▶ [DIRECTIONS] Each line in the entries below that holds the string "nvarchar" is to be listed.
____________
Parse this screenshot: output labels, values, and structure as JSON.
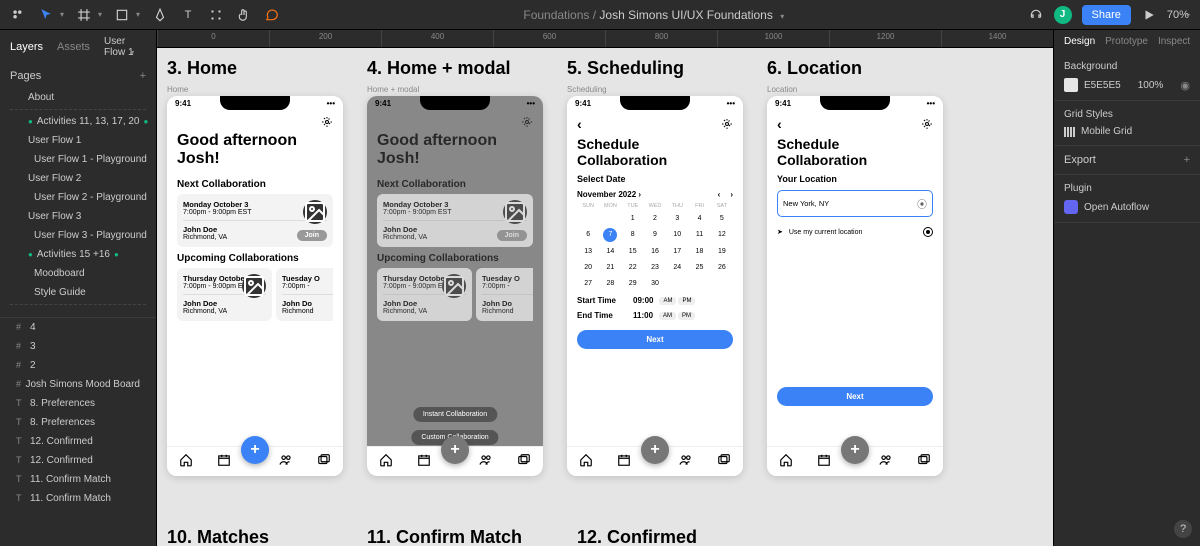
{
  "toolbar": {
    "breadcrumb_project": "Foundations",
    "breadcrumb_file": "Josh Simons UI/UX Foundations",
    "avatar_initial": "J",
    "share_label": "Share",
    "zoom": "70%"
  },
  "left_panel": {
    "tabs": [
      "Layers",
      "Assets"
    ],
    "active_tab": 0,
    "flow_label": "User Flow 1",
    "pages_label": "Pages",
    "pages": [
      {
        "label": "About",
        "indent": 1
      },
      {
        "label": "-----",
        "divider": true
      },
      {
        "label": "Activities 11, 13, 17, 20",
        "dot": true,
        "indent": 1
      },
      {
        "label": "User Flow 1",
        "indent": 1
      },
      {
        "label": "User Flow 1 - Playground",
        "indent": 2
      },
      {
        "label": "User Flow 2",
        "indent": 1
      },
      {
        "label": "User Flow 2 - Playground",
        "indent": 2
      },
      {
        "label": "User Flow 3",
        "indent": 1
      },
      {
        "label": "User Flow 3 - Playground",
        "indent": 2
      },
      {
        "label": "Activities 15 +16",
        "dot": true,
        "indent": 1
      },
      {
        "label": "Moodboard",
        "indent": 2
      },
      {
        "label": "Style Guide",
        "indent": 2
      },
      {
        "label": "-----",
        "divider": true
      }
    ],
    "layers": [
      {
        "icon": "#",
        "label": "4"
      },
      {
        "icon": "#",
        "label": "3"
      },
      {
        "icon": "#",
        "label": "2"
      },
      {
        "icon": "#",
        "label": "Josh Simons Mood Board"
      },
      {
        "icon": "T",
        "label": "8. Preferences"
      },
      {
        "icon": "T",
        "label": "8. Preferences"
      },
      {
        "icon": "T",
        "label": "12. Confirmed"
      },
      {
        "icon": "T",
        "label": "12. Confirmed"
      },
      {
        "icon": "T",
        "label": "11. Confirm Match"
      },
      {
        "icon": "T",
        "label": "11. Confirm Match"
      }
    ]
  },
  "ruler_marks": [
    "0",
    "200",
    "400",
    "600",
    "800",
    "1000",
    "1200",
    "1400"
  ],
  "artboards": [
    {
      "title": "3. Home",
      "label": "Home",
      "status_time": "9:41",
      "greeting": "Good afternoon Josh!",
      "section1": "Next Collaboration",
      "card1_line1": "Monday October 3",
      "card1_line2": "7:00pm - 9:00pm EST",
      "card1_name": "John Doe",
      "card1_loc": "Richmond, VA",
      "join": "Join",
      "section2": "Upcoming Collaborations",
      "card2_line1": "Thursday October 13",
      "card2_line2": "7:00pm - 9:00pm EST",
      "card2_name": "John Doe",
      "card2_loc": "Richmond, VA",
      "card3_line1": "Tuesday O",
      "card3_line2": "7:00pm -",
      "card3_name": "John Do",
      "card3_loc": "Richmond"
    },
    {
      "title": "4. Home + modal",
      "label": "Home + modal",
      "modal1": "Instant Collaboration",
      "modal2": "Custom Collaboration"
    },
    {
      "title": "5. Scheduling",
      "label": "Scheduling",
      "status_time": "9:41",
      "heading": "Schedule Collaboration",
      "select_date": "Select Date",
      "month": "November 2022",
      "dow": [
        "SUN",
        "MON",
        "TUE",
        "WED",
        "THU",
        "FRI",
        "SAT"
      ],
      "selected_day": 7,
      "start_label": "Start Time",
      "start_val": "09:00",
      "end_label": "End Time",
      "end_val": "11:00",
      "am": "AM",
      "pm": "PM",
      "next": "Next"
    },
    {
      "title": "6. Location",
      "label": "Location",
      "status_time": "9:41",
      "heading": "Schedule Collaboration",
      "your_location": "Your Location",
      "input_value": "New York, NY",
      "use_current": "Use my current location",
      "next": "Next"
    }
  ],
  "peek_titles": [
    "10. Matches",
    "11. Confirm Match",
    "12. Confirmed"
  ],
  "right_panel": {
    "tabs": [
      "Design",
      "Prototype",
      "Inspect"
    ],
    "active_tab": 0,
    "background_label": "Background",
    "bg_value": "E5E5E5",
    "bg_opacity": "100%",
    "grid_styles_label": "Grid Styles",
    "grid_name": "Mobile Grid",
    "export_label": "Export",
    "plugin_label": "Plugin",
    "plugin_name": "Open Autoflow"
  }
}
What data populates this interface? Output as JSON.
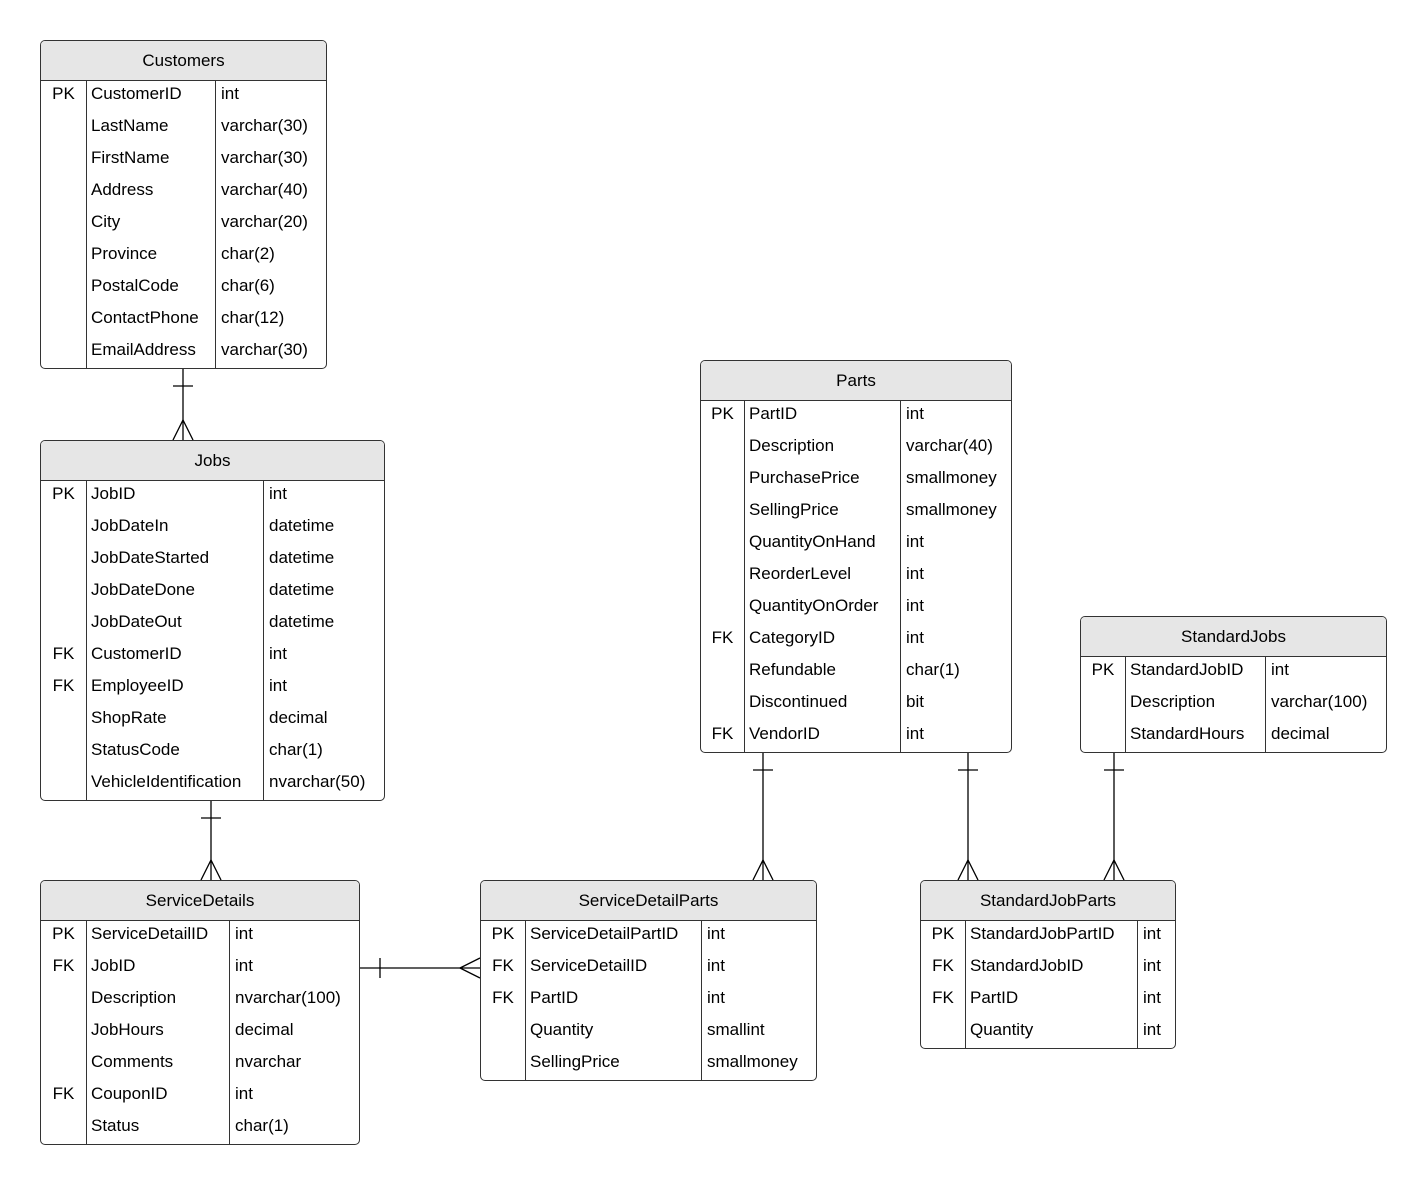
{
  "entities": [
    {
      "name": "Customers",
      "fields": [
        {
          "key": "PK",
          "name": "CustomerID",
          "type": "int"
        },
        {
          "key": "",
          "name": "LastName",
          "type": "varchar(30)"
        },
        {
          "key": "",
          "name": "FirstName",
          "type": "varchar(30)"
        },
        {
          "key": "",
          "name": "Address",
          "type": "varchar(40)"
        },
        {
          "key": "",
          "name": "City",
          "type": "varchar(20)"
        },
        {
          "key": "",
          "name": "Province",
          "type": "char(2)"
        },
        {
          "key": "",
          "name": "PostalCode",
          "type": "char(6)"
        },
        {
          "key": "",
          "name": "ContactPhone",
          "type": "char(12)"
        },
        {
          "key": "",
          "name": "EmailAddress",
          "type": "varchar(30)"
        }
      ]
    },
    {
      "name": "Jobs",
      "fields": [
        {
          "key": "PK",
          "name": "JobID",
          "type": "int"
        },
        {
          "key": "",
          "name": "JobDateIn",
          "type": "datetime"
        },
        {
          "key": "",
          "name": "JobDateStarted",
          "type": "datetime"
        },
        {
          "key": "",
          "name": "JobDateDone",
          "type": "datetime"
        },
        {
          "key": "",
          "name": "JobDateOut",
          "type": "datetime"
        },
        {
          "key": "FK",
          "name": "CustomerID",
          "type": "int"
        },
        {
          "key": "FK",
          "name": "EmployeeID",
          "type": "int"
        },
        {
          "key": "",
          "name": "ShopRate",
          "type": "decimal"
        },
        {
          "key": "",
          "name": "StatusCode",
          "type": "char(1)"
        },
        {
          "key": "",
          "name": "VehicleIdentification",
          "type": "nvarchar(50)"
        }
      ]
    },
    {
      "name": "ServiceDetails",
      "fields": [
        {
          "key": "PK",
          "name": "ServiceDetailID",
          "type": "int"
        },
        {
          "key": "FK",
          "name": "JobID",
          "type": "int"
        },
        {
          "key": "",
          "name": "Description",
          "type": "nvarchar(100)"
        },
        {
          "key": "",
          "name": "JobHours",
          "type": "decimal"
        },
        {
          "key": "",
          "name": "Comments",
          "type": "nvarchar"
        },
        {
          "key": "FK",
          "name": "CouponID",
          "type": "int"
        },
        {
          "key": "",
          "name": "Status",
          "type": "char(1)"
        }
      ]
    },
    {
      "name": "ServiceDetailParts",
      "fields": [
        {
          "key": "PK",
          "name": "ServiceDetailPartID",
          "type": "int"
        },
        {
          "key": "FK",
          "name": "ServiceDetailID",
          "type": "int"
        },
        {
          "key": "FK",
          "name": "PartID",
          "type": "int"
        },
        {
          "key": "",
          "name": "Quantity",
          "type": "smallint"
        },
        {
          "key": "",
          "name": "SellingPrice",
          "type": "smallmoney"
        }
      ]
    },
    {
      "name": "Parts",
      "fields": [
        {
          "key": "PK",
          "name": "PartID",
          "type": "int"
        },
        {
          "key": "",
          "name": "Description",
          "type": "varchar(40)"
        },
        {
          "key": "",
          "name": "PurchasePrice",
          "type": "smallmoney"
        },
        {
          "key": "",
          "name": "SellingPrice",
          "type": "smallmoney"
        },
        {
          "key": "",
          "name": "QuantityOnHand",
          "type": "int"
        },
        {
          "key": "",
          "name": "ReorderLevel",
          "type": "int"
        },
        {
          "key": "",
          "name": "QuantityOnOrder",
          "type": "int"
        },
        {
          "key": "FK",
          "name": "CategoryID",
          "type": "int"
        },
        {
          "key": "",
          "name": "Refundable",
          "type": "char(1)"
        },
        {
          "key": "",
          "name": "Discontinued",
          "type": "bit"
        },
        {
          "key": "FK",
          "name": "VendorID",
          "type": "int"
        }
      ]
    },
    {
      "name": "StandardJobs",
      "fields": [
        {
          "key": "PK",
          "name": "StandardJobID",
          "type": "int"
        },
        {
          "key": "",
          "name": "Description",
          "type": "varchar(100)"
        },
        {
          "key": "",
          "name": "StandardHours",
          "type": "decimal"
        }
      ]
    },
    {
      "name": "StandardJobParts",
      "fields": [
        {
          "key": "PK",
          "name": "StandardJobPartID",
          "type": "int"
        },
        {
          "key": "FK",
          "name": "StandardJobID",
          "type": "int"
        },
        {
          "key": "FK",
          "name": "PartID",
          "type": "int"
        },
        {
          "key": "",
          "name": "Quantity",
          "type": "int"
        }
      ]
    }
  ],
  "relationships": [
    {
      "from": "Customers",
      "to": "Jobs",
      "cardinality": "one-to-many"
    },
    {
      "from": "Jobs",
      "to": "ServiceDetails",
      "cardinality": "one-to-many"
    },
    {
      "from": "ServiceDetails",
      "to": "ServiceDetailParts",
      "cardinality": "one-to-many"
    },
    {
      "from": "Parts",
      "to": "ServiceDetailParts",
      "cardinality": "one-to-many"
    },
    {
      "from": "Parts",
      "to": "StandardJobParts",
      "cardinality": "one-to-many"
    },
    {
      "from": "StandardJobs",
      "to": "StandardJobParts",
      "cardinality": "one-to-many"
    }
  ],
  "colors": {
    "header": "#e6e6e6",
    "border": "#333333",
    "line": "#000000"
  }
}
____________
▶ [WRITTEN RESPONSE]
          "type": "nvarchar(50)"
          "type": "nvarchar(100)"
          "type": "nvarchar"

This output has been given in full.